DATA FOR THIS EXERCISE:
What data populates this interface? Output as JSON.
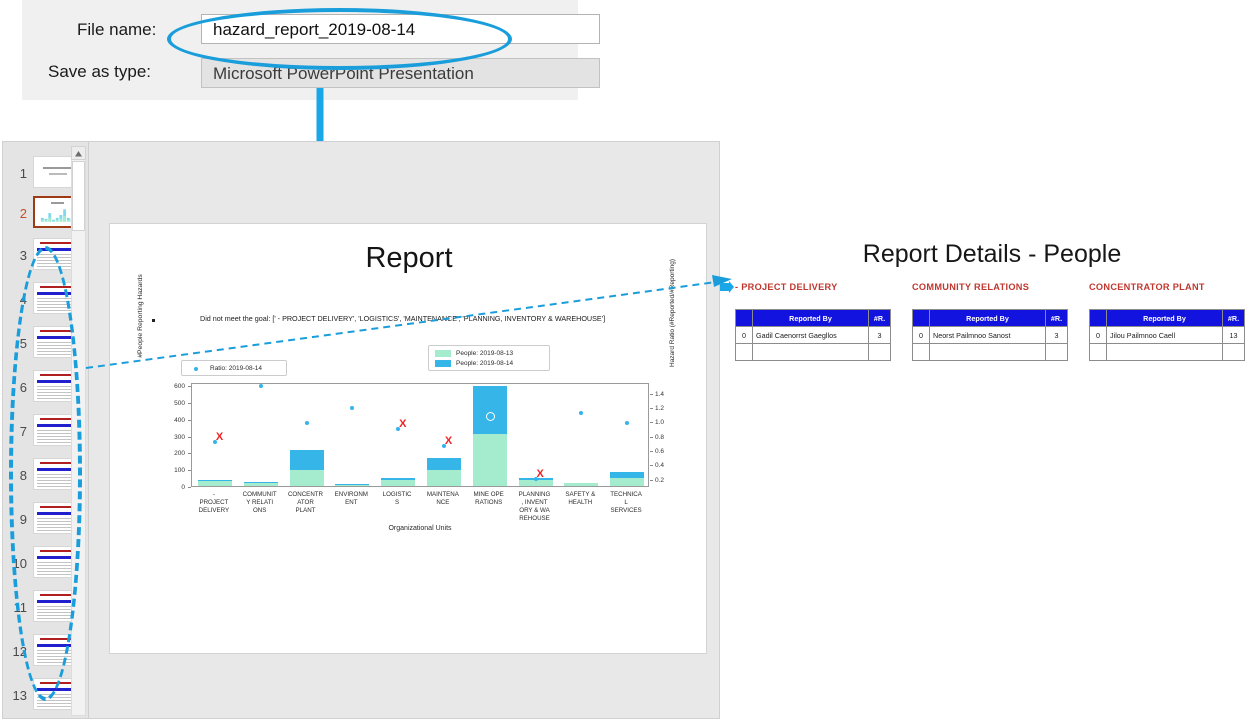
{
  "dialog": {
    "file_name_label": "File name:",
    "file_name_value": "hazard_report_2019-08-14",
    "save_as_type_label": "Save as type:",
    "save_as_type_value": "Microsoft PowerPoint Presentation",
    "highlight_color": "#1a9edb"
  },
  "powerpoint": {
    "thumbnails": [
      {
        "num": "1",
        "kind": "title",
        "active": false
      },
      {
        "num": "2",
        "kind": "chart",
        "active": true
      },
      {
        "num": "3",
        "kind": "table",
        "active": false
      },
      {
        "num": "4",
        "kind": "table",
        "active": false
      },
      {
        "num": "5",
        "kind": "table",
        "active": false
      },
      {
        "num": "6",
        "kind": "table",
        "active": false
      },
      {
        "num": "7",
        "kind": "table",
        "active": false
      },
      {
        "num": "8",
        "kind": "table",
        "active": false
      },
      {
        "num": "9",
        "kind": "table",
        "active": false
      },
      {
        "num": "10",
        "kind": "table",
        "active": false
      },
      {
        "num": "11",
        "kind": "table",
        "active": false
      },
      {
        "num": "12",
        "kind": "table",
        "active": false
      },
      {
        "num": "13",
        "kind": "table",
        "active": false
      }
    ],
    "slide": {
      "title": "Report",
      "bullet": "Did not meet the goal: [' - PROJECT DELIVERY', 'LOGISTICS', 'MAINTENANCE', 'PLANNING, INVENTORY & WAREHOUSE']"
    }
  },
  "chart_data": {
    "type": "bar",
    "title": "",
    "xlabel": "Organizational Units",
    "ylabel": "#People Reporting Hazards",
    "ylabel_right": "Hazard Ratio (#Reported/#Reporting)",
    "ylim": [
      0,
      620
    ],
    "yticks": [
      "0",
      "100",
      "200",
      "300",
      "400",
      "500",
      "600"
    ],
    "ylim_right": [
      0.1,
      1.55
    ],
    "yticks_right": [
      "0.2",
      "0.4",
      "0.6",
      "0.8",
      "1.0",
      "1.2",
      "1.4"
    ],
    "grid": false,
    "legend_position": "upper-left and upper-right",
    "categories": [
      " - PROJECT DELIVERY",
      "COMMUNITY RELATIONS",
      "CONCENTRATOR PLANT",
      "ENVIRONMENT",
      "LOGISTICS",
      "MAINTENANCE",
      "MINE OPERATIONS",
      "PLANNING, INVENTORY & WAREHOUSE",
      "SAFETY & HEALTH",
      "TECHNICAL SERVICES"
    ],
    "tick_lines": [
      [
        " - ",
        "PROJECT",
        "DELIVERY"
      ],
      [
        "COMMUNIT",
        "Y RELATI",
        "ONS"
      ],
      [
        "CONCENTR",
        "ATOR",
        "PLANT"
      ],
      [
        "ENVIRONM",
        "ENT"
      ],
      [
        "LOGISTIC",
        "S"
      ],
      [
        "MAINTENA",
        "NCE"
      ],
      [
        "MINE OPE",
        "RATIONS"
      ],
      [
        "PLANNING",
        ", INVENT",
        "ORY & WA",
        "REHOUSE"
      ],
      [
        "SAFETY &",
        "HEALTH"
      ],
      [
        "TECHNICA",
        "L",
        "SERVICES"
      ]
    ],
    "series": [
      {
        "name": "People: 2019-08-13",
        "color": "#a5ebcd",
        "values": [
          30,
          18,
          96,
          9,
          37,
          98,
          310,
          38,
          15,
          48
        ]
      },
      {
        "name": "People: 2019-08-14",
        "color": "#35b5e8",
        "values": [
          38,
          24,
          214,
          12,
          46,
          165,
          597,
          47,
          19,
          82
        ]
      }
    ],
    "ratio_series": {
      "name": "Ratio: 2019-08-14",
      "color": "#33b4ec",
      "values": [
        0.74,
        1.52,
        1.01,
        1.21,
        0.92,
        0.68,
        1.11,
        0.23,
        1.15,
        1.01
      ]
    },
    "goal_markers": [
      {
        "category_index": 0,
        "marker": "X",
        "color": "#ef2222"
      },
      {
        "category_index": 4,
        "marker": "X",
        "color": "#ef2222"
      },
      {
        "category_index": 5,
        "marker": "X",
        "color": "#ef2222"
      },
      {
        "category_index": 6,
        "marker": "O",
        "color": "#ffffff"
      },
      {
        "category_index": 7,
        "marker": "X",
        "color": "#ef2222"
      }
    ],
    "legend_entries": [
      {
        "label": "Ratio: 2019-08-14",
        "color": "#33b4ec",
        "shape": "dot"
      },
      {
        "label": "People: 2019-08-13",
        "color": "#a5ebcd",
        "shape": "bar"
      },
      {
        "label": "People: 2019-08-14",
        "color": "#35b5e8",
        "shape": "bar"
      }
    ]
  },
  "details": {
    "title": "Report Details - People",
    "header_color": "#1313e0",
    "unit_color": "#c0372f",
    "columns": [
      "",
      "Reported By",
      "#R."
    ],
    "units": [
      {
        "name": "- PROJECT DELIVERY",
        "has_arrow": true,
        "rows": [
          [
            "0",
            "Gadil Caenorrst Gaegllos",
            "3"
          ]
        ]
      },
      {
        "name": "COMMUNITY RELATIONS",
        "has_arrow": false,
        "rows": [
          [
            "0",
            "Neorst Pailmnoo Sanost",
            "3"
          ]
        ]
      },
      {
        "name": "CONCENTRATOR PLANT",
        "has_arrow": false,
        "rows": [
          [
            "0",
            "Jilou Pailmnoo Caell",
            "13"
          ]
        ]
      }
    ]
  }
}
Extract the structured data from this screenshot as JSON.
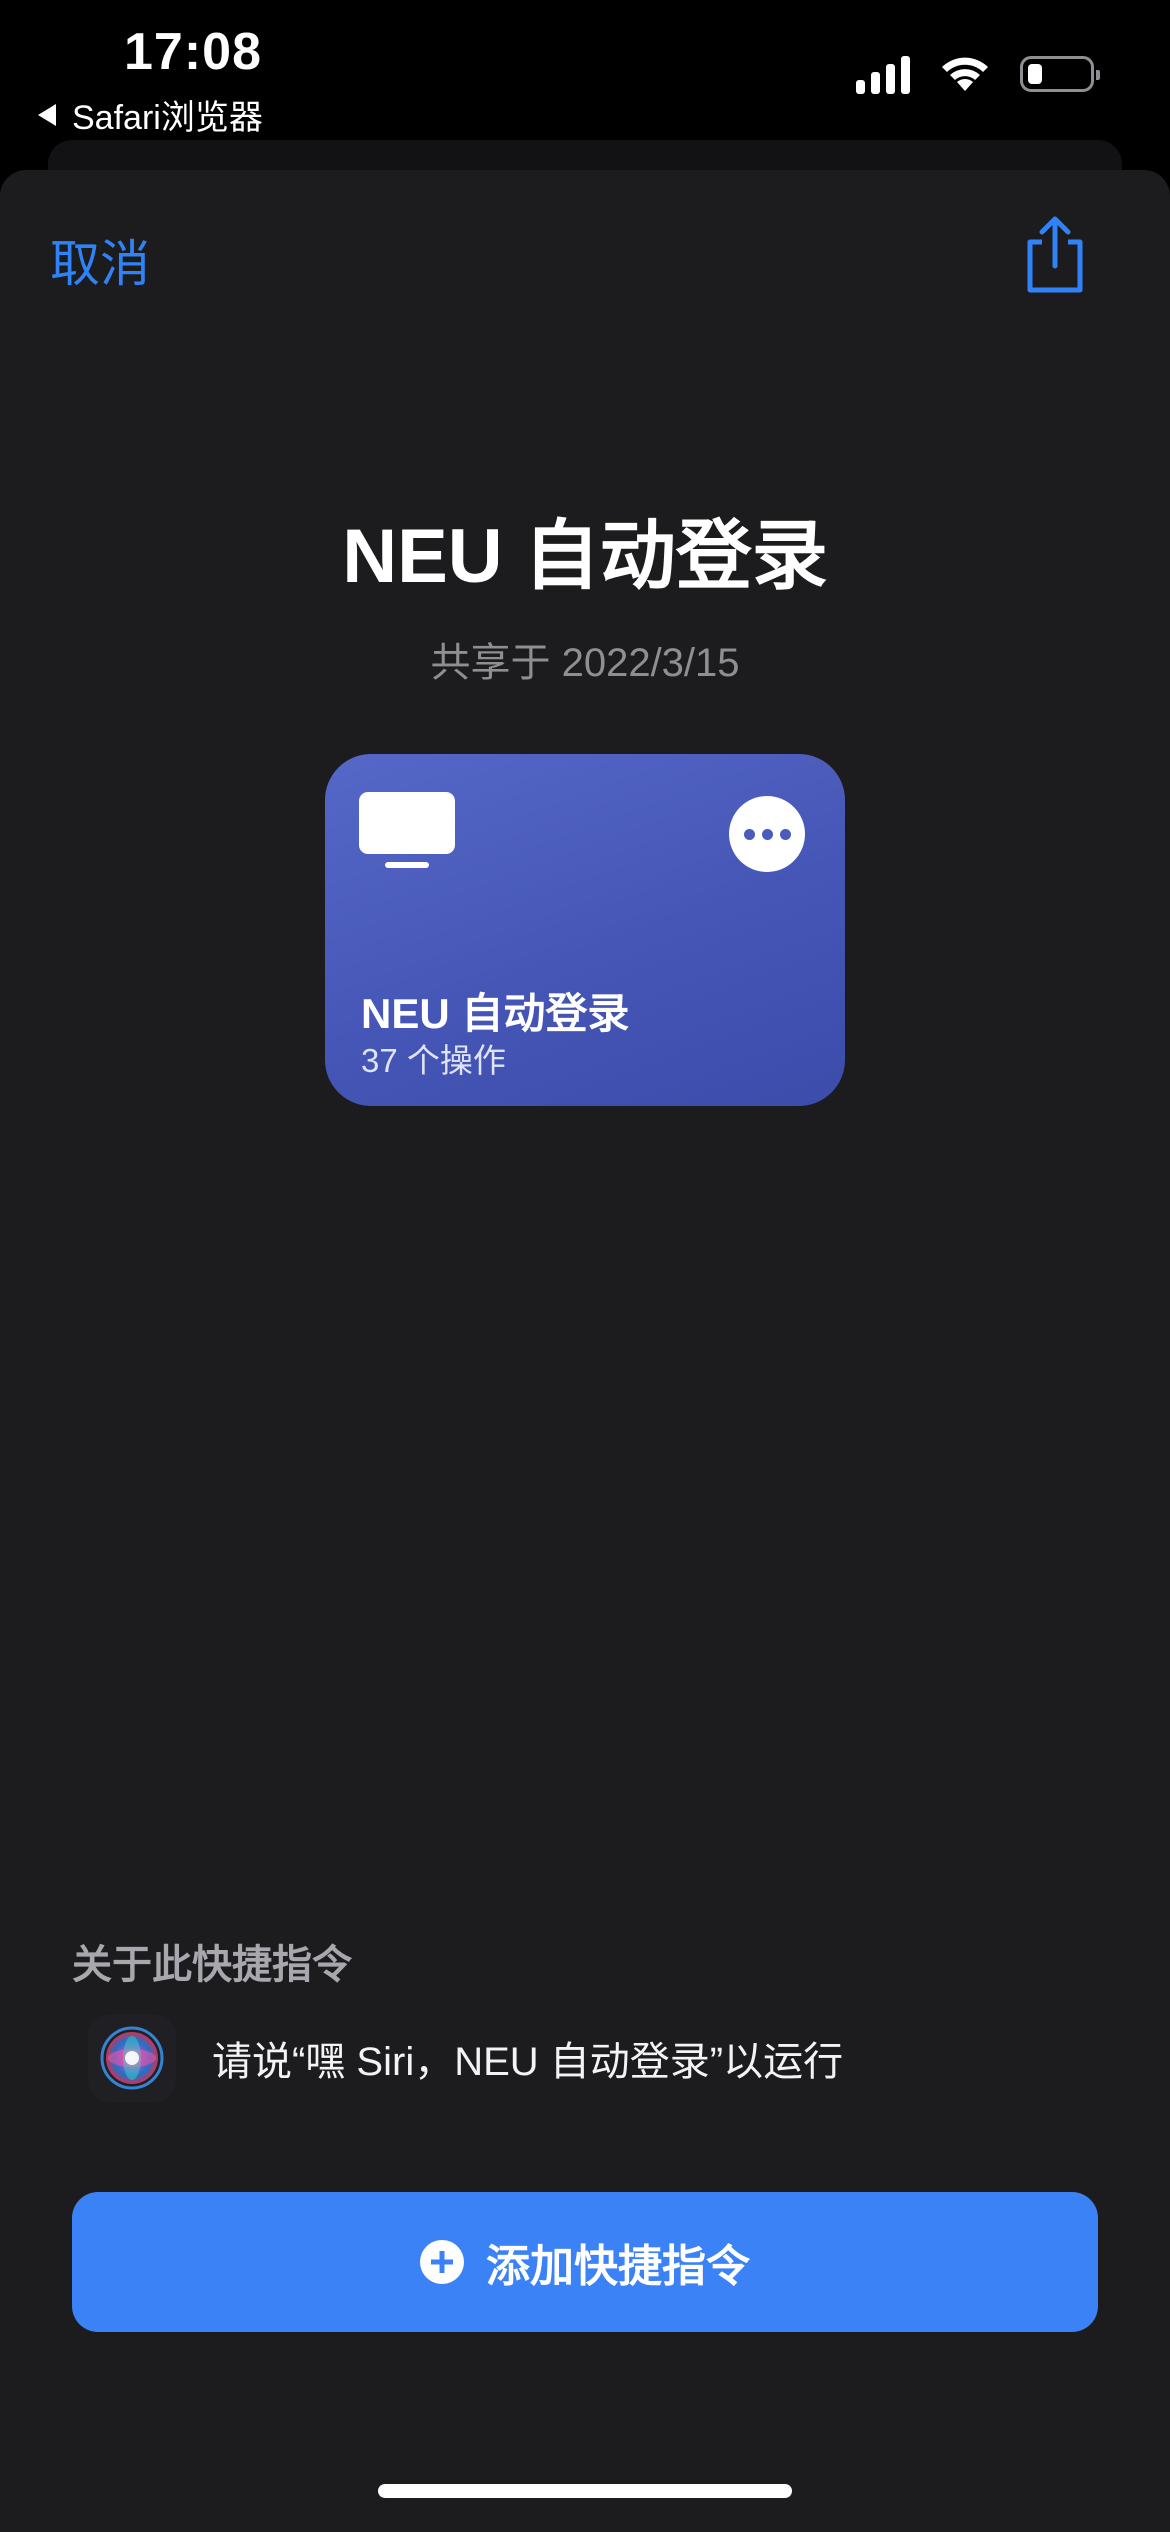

GIVEN INSTRUCTION: Return to the listing above and set it down exactly, leaving out its pictures.

ANSWER FOR THIS EXERCISE:
What data populates this interface? Output as JSON.
{
  "dialog": {
    "file_name_label": "File name:",
    "file_name_value": "hazard_report_2019-08-14",
    "save_as_type_label": "Save as type:",
    "save_as_type_value": "Microsoft PowerPoint Presentation",
    "highlight_color": "#1a9edb"
  },
  "powerpoint": {
    "thumbnails": [
      {
        "num": "1",
        "kind": "title",
        "active": false
      },
      {
        "num": "2",
        "kind": "chart",
        "active": true
      },
      {
        "num": "3",
        "kind": "table",
        "active": false
      },
      {
        "num": "4",
        "kind": "table",
        "active": false
      },
      {
        "num": "5",
        "kind": "table",
        "active": false
      },
      {
        "num": "6",
        "kind": "table",
        "active": false
      },
      {
        "num": "7",
        "kind": "table",
        "active": false
      },
      {
        "num": "8",
        "kind": "table",
        "active": false
      },
      {
        "num": "9",
        "kind": "table",
        "active": false
      },
      {
        "num": "10",
        "kind": "table",
        "active": false
      },
      {
        "num": "11",
        "kind": "table",
        "active": false
      },
      {
        "num": "12",
        "kind": "table",
        "active": false
      },
      {
        "num": "13",
        "kind": "table",
        "active": false
      }
    ],
    "slide": {
      "title": "Report",
      "bullet": "Did not meet the goal: [' - PROJECT DELIVERY', 'LOGISTICS', 'MAINTENANCE', 'PLANNING, INVENTORY & WAREHOUSE']"
    }
  },
  "chart_data": {
    "type": "bar",
    "title": "",
    "xlabel": "Organizational Units",
    "ylabel": "#People Reporting Hazards",
    "ylabel_right": "Hazard Ratio (#Reported/#Reporting)",
    "ylim": [
      0,
      620
    ],
    "yticks": [
      "0",
      "100",
      "200",
      "300",
      "400",
      "500",
      "600"
    ],
    "ylim_right": [
      0.1,
      1.55
    ],
    "yticks_right": [
      "0.2",
      "0.4",
      "0.6",
      "0.8",
      "1.0",
      "1.2",
      "1.4"
    ],
    "grid": false,
    "legend_position": "upper-left and upper-right",
    "categories": [
      " - PROJECT DELIVERY",
      "COMMUNITY RELATIONS",
      "CONCENTRATOR PLANT",
      "ENVIRONMENT",
      "LOGISTICS",
      "MAINTENANCE",
      "MINE OPERATIONS",
      "PLANNING, INVENTORY & WAREHOUSE",
      "SAFETY & HEALTH",
      "TECHNICAL SERVICES"
    ],
    "tick_lines": [
      [
        " - ",
        "PROJECT",
        "DELIVERY"
      ],
      [
        "COMMUNIT",
        "Y RELATI",
        "ONS"
      ],
      [
        "CONCENTR",
        "ATOR",
        "PLANT"
      ],
      [
        "ENVIRONM",
        "ENT"
      ],
      [
        "LOGISTIC",
        "S"
      ],
      [
        "MAINTENA",
        "NCE"
      ],
      [
        "MINE OPE",
        "RATIONS"
      ],
      [
        "PLANNING",
        ", INVENT",
        "ORY & WA",
        "REHOUSE"
      ],
      [
        "SAFETY &",
        "HEALTH"
      ],
      [
        "TECHNICA",
        "L",
        "SERVICES"
      ]
    ],
    "series": [
      {
        "name": "People: 2019-08-13",
        "color": "#a5ebcd",
        "values": [
          30,
          18,
          96,
          9,
          37,
          98,
          310,
          38,
          15,
          48
        ]
      },
      {
        "name": "People: 2019-08-14",
        "color": "#35b5e8",
        "values": [
          38,
          24,
          214,
          12,
          46,
          165,
          597,
          47,
          19,
          82
        ]
      }
    ],
    "ratio_series": {
      "name": "Ratio: 2019-08-14",
      "color": "#33b4ec",
      "values": [
        0.74,
        1.52,
        1.01,
        1.21,
        0.92,
        0.68,
        1.11,
        0.23,
        1.15,
        1.01
      ]
    },
    "goal_markers": [
      {
        "category_index": 0,
        "marker": "X",
        "color": "#ef2222"
      },
      {
        "category_index": 4,
        "marker": "X",
        "color": "#ef2222"
      },
      {
        "category_index": 5,
        "marker": "X",
        "color": "#ef2222"
      },
      {
        "category_index": 6,
        "marker": "O",
        "color": "#ffffff"
      },
      {
        "category_index": 7,
        "marker": "X",
        "color": "#ef2222"
      }
    ],
    "legend_entries": [
      {
        "label": "Ratio: 2019-08-14",
        "color": "#33b4ec",
        "shape": "dot"
      },
      {
        "label": "People: 2019-08-13",
        "color": "#a5ebcd",
        "shape": "bar"
      },
      {
        "label": "People: 2019-08-14",
        "color": "#35b5e8",
        "shape": "bar"
      }
    ]
  },
  "details": {
    "title": "Report Details - People",
    "header_color": "#1313e0",
    "unit_color": "#c0372f",
    "columns": [
      "",
      "Reported By",
      "#R."
    ],
    "units": [
      {
        "name": "- PROJECT DELIVERY",
        "has_arrow": true,
        "rows": [
          [
            "0",
            "Gadil Caenorrst Gaegllos",
            "3"
          ]
        ]
      },
      {
        "name": "COMMUNITY RELATIONS",
        "has_arrow": false,
        "rows": [
          [
            "0",
            "Neorst Pailmnoo Sanost",
            "3"
          ]
        ]
      },
      {
        "name": "CONCENTRATOR PLANT",
        "has_arrow": false,
        "rows": [
          [
            "0",
            "Jilou Pailmnoo Caell",
            "13"
          ]
        ]
      }
    ]
  }
}
Extract the structured data from this screenshot as JSON.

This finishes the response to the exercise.